* BEGIN EXTRACTED DATA *
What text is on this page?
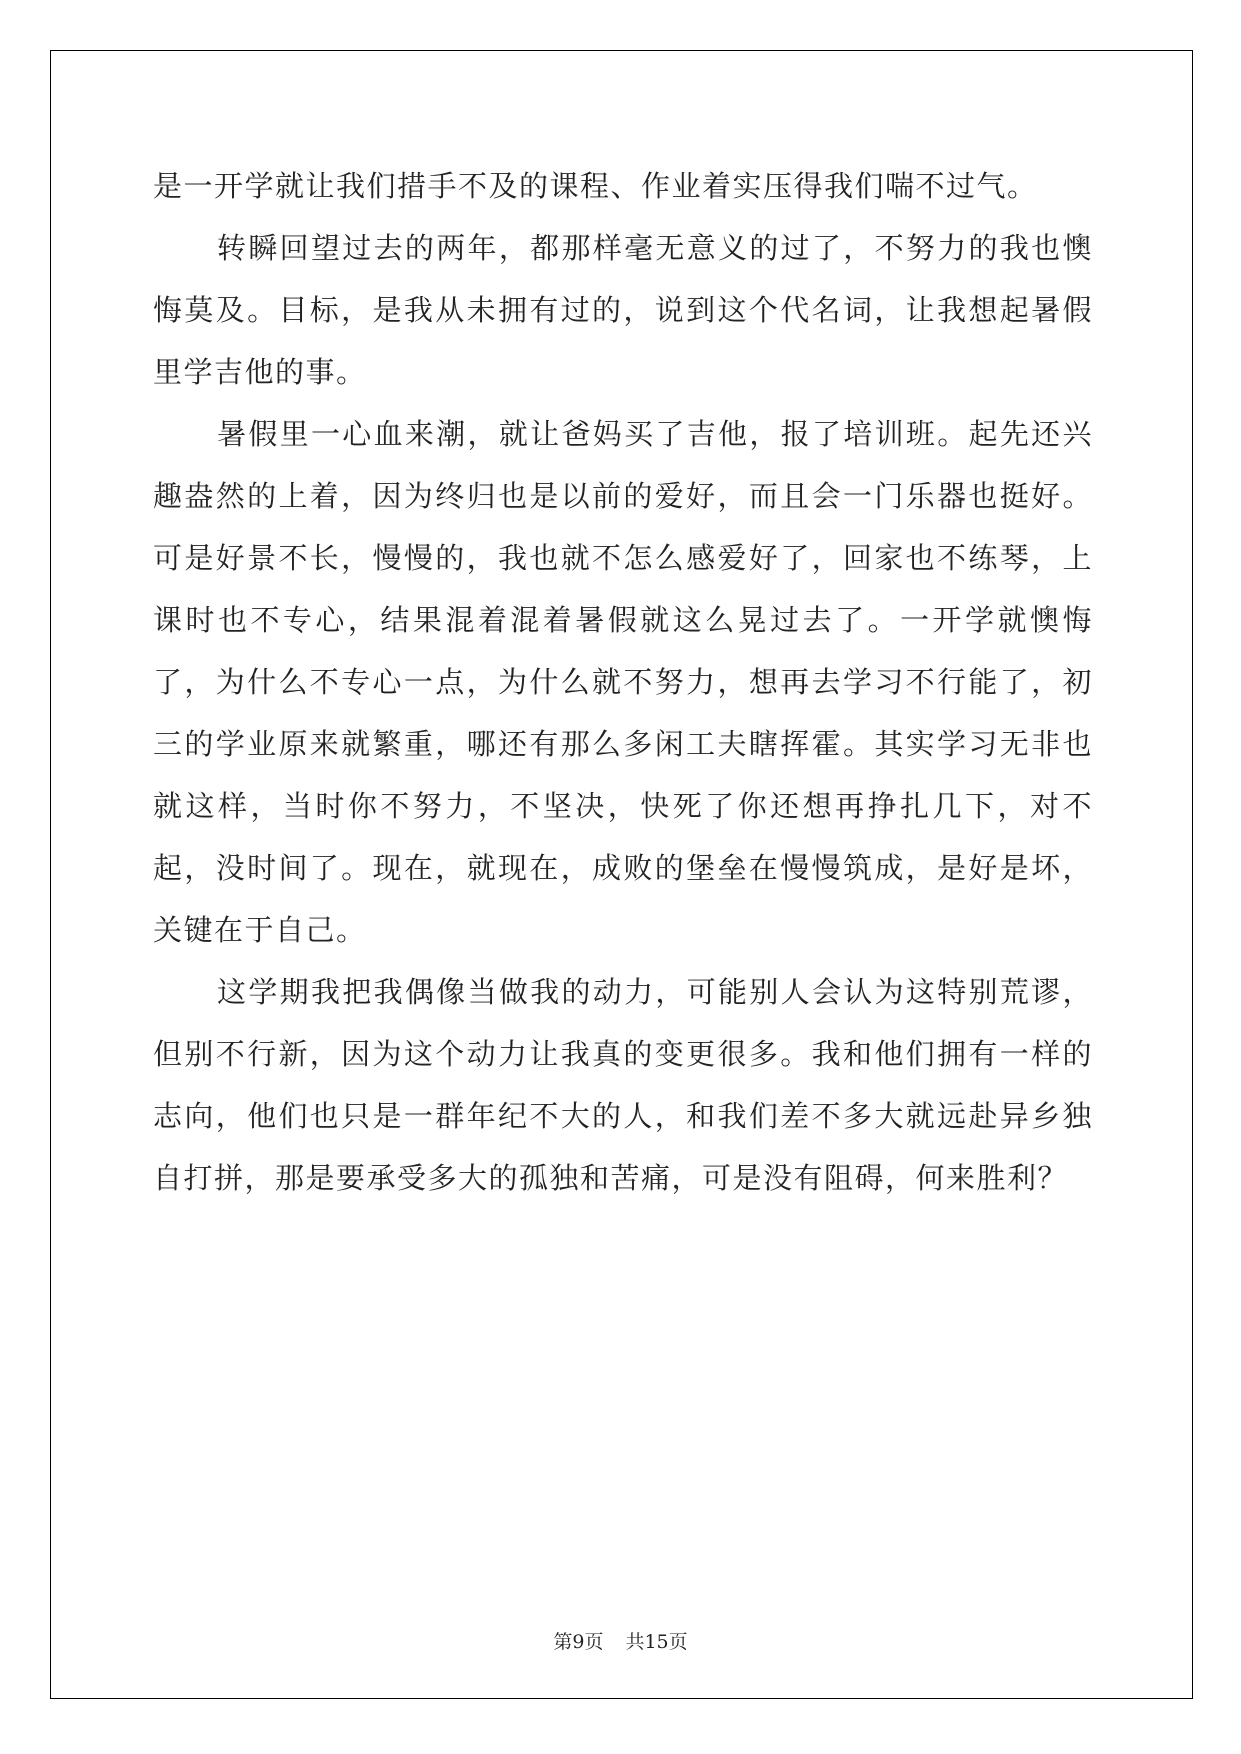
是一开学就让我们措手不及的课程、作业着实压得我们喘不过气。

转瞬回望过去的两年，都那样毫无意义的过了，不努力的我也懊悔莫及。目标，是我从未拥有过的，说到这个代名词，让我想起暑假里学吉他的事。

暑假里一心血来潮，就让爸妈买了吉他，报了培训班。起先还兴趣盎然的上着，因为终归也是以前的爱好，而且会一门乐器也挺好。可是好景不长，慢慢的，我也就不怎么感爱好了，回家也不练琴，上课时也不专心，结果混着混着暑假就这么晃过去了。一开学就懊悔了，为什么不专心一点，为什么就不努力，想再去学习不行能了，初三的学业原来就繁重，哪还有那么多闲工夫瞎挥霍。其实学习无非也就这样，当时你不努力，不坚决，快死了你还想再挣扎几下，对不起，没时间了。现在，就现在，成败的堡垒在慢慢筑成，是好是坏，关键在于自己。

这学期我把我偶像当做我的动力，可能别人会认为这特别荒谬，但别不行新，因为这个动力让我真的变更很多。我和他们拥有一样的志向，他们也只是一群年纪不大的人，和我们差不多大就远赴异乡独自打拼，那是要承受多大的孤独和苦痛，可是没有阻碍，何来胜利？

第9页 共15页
* END EXTRACTED DATA *
* BEGIN EXTRACTED DATA *
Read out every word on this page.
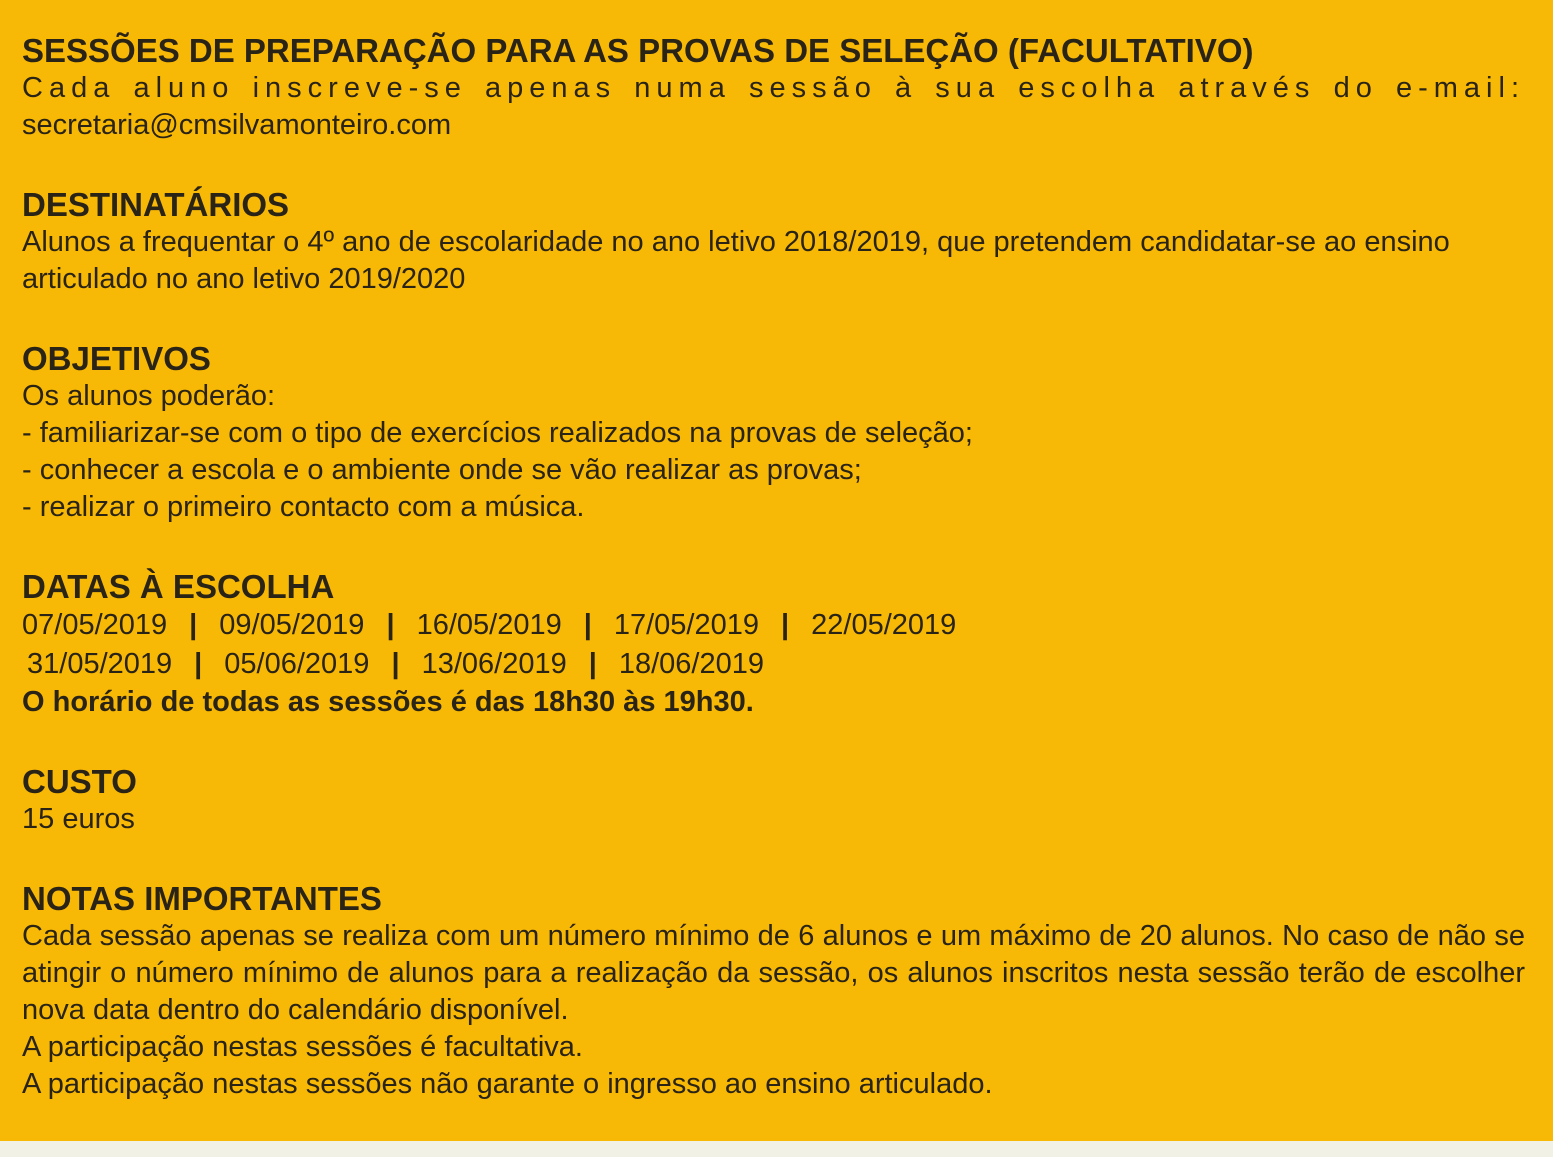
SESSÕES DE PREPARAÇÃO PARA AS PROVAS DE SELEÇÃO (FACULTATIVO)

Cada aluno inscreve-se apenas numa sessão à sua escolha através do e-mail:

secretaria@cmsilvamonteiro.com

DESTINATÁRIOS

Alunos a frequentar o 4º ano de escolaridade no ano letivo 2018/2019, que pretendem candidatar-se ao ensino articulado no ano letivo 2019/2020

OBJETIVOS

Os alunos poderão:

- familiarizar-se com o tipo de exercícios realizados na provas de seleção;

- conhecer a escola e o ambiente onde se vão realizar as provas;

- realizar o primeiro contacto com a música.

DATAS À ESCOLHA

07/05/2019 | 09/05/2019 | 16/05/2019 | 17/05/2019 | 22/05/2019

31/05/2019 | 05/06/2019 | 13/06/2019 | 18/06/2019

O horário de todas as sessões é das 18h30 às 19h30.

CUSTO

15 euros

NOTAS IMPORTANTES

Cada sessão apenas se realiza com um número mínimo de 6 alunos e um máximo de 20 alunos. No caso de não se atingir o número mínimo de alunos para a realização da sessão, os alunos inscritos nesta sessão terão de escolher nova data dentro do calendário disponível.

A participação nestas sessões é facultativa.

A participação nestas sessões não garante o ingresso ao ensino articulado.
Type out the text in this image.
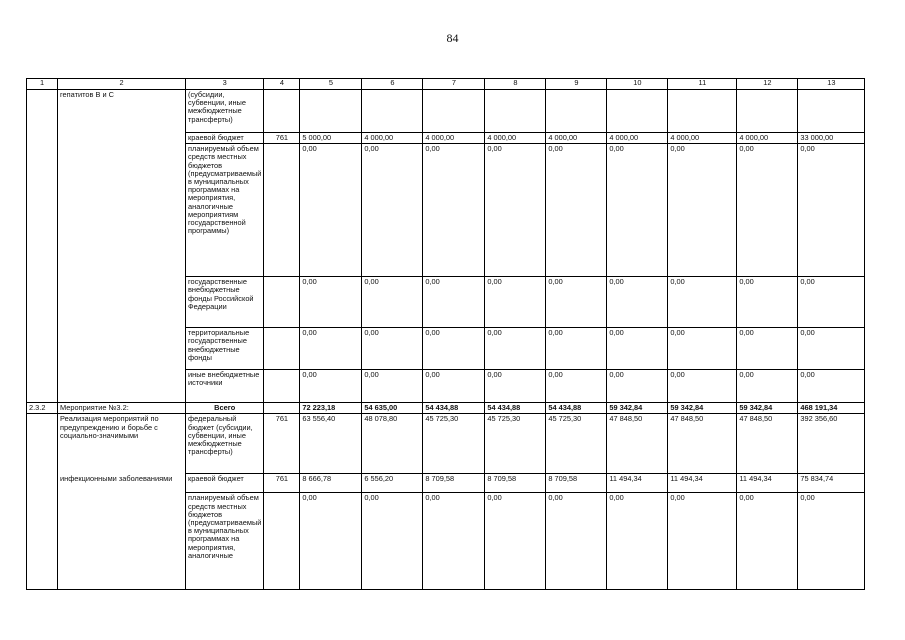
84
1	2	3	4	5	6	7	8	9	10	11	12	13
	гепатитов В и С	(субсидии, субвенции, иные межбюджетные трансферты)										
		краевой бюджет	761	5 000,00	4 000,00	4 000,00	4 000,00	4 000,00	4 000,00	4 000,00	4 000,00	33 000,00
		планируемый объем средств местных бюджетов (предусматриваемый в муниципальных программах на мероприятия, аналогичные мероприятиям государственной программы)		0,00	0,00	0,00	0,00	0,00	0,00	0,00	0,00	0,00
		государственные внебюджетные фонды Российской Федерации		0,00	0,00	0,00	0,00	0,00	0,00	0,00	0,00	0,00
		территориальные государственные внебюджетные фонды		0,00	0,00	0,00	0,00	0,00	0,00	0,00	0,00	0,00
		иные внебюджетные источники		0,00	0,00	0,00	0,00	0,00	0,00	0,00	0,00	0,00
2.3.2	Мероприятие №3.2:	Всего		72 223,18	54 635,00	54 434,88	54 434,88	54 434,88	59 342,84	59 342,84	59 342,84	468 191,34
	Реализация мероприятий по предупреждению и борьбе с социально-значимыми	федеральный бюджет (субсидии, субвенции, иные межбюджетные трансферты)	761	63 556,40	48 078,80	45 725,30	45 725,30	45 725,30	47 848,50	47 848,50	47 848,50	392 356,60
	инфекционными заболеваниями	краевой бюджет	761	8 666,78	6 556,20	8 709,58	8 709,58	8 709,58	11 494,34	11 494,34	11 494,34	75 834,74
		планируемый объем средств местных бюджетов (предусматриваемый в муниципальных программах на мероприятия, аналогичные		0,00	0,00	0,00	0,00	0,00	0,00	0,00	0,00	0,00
* END EXTRACTED DATA *
#### [WHAT THE EXERCISE ASKS]
Lines that include the word "ensino" are to be extracted from the data above.

#### [SOLUTION FOR THIS TASK]
Alunos a frequentar o 4º ano de escolaridade no ano letivo 2018/2019, que pretendem candidatar-se ao ensino articulado no ano letivo 2019/2020
A participação nestas sessões não garante o ingresso ao ensino articulado.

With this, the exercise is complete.